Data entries
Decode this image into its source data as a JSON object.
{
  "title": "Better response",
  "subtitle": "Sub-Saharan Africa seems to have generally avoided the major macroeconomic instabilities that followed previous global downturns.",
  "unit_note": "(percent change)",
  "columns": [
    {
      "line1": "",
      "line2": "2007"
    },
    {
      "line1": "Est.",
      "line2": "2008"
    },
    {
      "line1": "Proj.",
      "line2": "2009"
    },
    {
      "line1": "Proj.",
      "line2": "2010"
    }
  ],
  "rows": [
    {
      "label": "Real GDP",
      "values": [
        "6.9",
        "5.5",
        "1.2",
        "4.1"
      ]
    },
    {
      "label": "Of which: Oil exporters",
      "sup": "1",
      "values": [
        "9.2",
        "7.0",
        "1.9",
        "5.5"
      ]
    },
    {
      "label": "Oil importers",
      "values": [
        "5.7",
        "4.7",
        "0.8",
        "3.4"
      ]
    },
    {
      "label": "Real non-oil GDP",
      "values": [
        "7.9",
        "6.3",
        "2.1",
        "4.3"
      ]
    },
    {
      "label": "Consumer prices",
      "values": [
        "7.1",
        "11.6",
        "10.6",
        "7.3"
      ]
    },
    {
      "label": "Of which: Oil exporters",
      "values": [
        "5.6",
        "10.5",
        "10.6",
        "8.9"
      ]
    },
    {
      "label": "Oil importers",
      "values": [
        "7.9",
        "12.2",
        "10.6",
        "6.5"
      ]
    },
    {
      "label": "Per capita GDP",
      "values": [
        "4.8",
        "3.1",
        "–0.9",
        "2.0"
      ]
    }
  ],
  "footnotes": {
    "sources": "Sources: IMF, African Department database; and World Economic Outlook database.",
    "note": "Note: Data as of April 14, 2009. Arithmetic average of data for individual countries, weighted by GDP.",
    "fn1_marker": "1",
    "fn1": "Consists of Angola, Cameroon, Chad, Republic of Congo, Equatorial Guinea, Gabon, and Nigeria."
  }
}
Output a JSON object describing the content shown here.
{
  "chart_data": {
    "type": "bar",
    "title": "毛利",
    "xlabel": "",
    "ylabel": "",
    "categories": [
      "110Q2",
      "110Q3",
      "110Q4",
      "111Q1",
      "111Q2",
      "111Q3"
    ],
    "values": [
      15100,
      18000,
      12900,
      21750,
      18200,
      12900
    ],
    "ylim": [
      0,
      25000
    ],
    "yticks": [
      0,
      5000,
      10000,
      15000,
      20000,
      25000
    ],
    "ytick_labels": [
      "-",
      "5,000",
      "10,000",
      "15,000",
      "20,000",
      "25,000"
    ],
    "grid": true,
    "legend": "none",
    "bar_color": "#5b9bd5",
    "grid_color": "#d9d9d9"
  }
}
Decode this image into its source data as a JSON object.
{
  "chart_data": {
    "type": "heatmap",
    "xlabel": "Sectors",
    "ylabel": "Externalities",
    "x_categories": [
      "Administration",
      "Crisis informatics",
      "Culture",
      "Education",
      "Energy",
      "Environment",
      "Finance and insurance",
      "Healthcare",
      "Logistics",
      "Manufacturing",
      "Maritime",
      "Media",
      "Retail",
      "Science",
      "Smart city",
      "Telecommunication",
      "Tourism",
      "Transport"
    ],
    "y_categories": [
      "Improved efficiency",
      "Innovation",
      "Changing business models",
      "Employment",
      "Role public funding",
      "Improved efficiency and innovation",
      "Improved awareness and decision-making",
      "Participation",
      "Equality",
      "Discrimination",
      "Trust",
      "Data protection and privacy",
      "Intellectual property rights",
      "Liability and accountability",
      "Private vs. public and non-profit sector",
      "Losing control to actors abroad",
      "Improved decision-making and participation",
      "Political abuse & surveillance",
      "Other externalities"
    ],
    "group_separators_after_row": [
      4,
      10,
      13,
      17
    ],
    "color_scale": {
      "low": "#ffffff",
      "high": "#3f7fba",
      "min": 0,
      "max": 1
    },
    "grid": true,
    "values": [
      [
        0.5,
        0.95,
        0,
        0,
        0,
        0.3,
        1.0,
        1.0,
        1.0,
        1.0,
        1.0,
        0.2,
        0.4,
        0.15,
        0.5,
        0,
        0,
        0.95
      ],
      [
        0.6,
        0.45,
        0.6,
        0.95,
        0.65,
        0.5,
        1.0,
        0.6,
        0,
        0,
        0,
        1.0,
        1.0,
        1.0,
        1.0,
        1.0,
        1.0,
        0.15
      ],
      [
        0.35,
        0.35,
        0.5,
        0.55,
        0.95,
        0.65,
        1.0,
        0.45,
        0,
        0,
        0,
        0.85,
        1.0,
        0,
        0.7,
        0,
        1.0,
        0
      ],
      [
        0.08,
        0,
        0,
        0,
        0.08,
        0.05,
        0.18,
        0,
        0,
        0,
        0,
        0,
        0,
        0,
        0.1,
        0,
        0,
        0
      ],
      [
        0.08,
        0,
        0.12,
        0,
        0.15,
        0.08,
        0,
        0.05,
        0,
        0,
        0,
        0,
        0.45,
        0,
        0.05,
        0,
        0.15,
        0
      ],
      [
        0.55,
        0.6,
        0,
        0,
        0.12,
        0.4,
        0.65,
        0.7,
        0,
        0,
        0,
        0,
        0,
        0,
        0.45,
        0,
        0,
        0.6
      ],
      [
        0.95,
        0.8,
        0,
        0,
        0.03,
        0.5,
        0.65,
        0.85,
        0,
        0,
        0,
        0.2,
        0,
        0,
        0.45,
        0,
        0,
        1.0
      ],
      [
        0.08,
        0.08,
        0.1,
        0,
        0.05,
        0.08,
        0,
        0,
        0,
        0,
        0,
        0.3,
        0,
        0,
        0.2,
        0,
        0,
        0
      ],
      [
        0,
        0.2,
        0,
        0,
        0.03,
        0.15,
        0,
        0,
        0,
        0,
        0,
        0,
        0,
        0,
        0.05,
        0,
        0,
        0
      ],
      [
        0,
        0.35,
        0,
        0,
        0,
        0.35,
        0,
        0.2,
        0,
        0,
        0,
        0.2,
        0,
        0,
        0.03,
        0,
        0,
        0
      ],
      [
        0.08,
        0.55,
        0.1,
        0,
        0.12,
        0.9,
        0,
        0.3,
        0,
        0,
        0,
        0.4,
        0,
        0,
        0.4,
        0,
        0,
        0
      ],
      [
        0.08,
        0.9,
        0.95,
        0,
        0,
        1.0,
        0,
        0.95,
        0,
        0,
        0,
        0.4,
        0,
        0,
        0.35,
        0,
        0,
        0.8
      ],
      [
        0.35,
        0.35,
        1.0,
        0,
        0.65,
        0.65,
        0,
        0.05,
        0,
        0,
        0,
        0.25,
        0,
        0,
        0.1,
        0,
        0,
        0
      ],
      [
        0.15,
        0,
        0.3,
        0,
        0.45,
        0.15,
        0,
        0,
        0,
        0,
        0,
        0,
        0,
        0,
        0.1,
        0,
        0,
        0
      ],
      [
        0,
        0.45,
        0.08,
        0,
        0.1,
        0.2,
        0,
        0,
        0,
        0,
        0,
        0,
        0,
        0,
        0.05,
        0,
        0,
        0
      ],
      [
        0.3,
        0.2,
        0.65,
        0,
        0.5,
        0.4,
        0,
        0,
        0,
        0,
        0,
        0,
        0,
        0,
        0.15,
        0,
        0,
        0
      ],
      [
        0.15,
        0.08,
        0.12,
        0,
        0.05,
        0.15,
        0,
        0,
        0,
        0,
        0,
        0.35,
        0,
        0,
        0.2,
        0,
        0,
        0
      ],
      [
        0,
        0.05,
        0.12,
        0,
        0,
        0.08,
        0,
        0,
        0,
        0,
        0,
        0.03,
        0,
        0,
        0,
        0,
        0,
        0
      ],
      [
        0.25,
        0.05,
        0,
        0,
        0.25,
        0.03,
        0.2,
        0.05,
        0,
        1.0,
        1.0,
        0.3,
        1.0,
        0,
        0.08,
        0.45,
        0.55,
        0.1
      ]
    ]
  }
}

_DESCRIPTION OF THE TASK_: Give only the count of lines in the data that include the string "Real".

_FINAL RESULT_: 2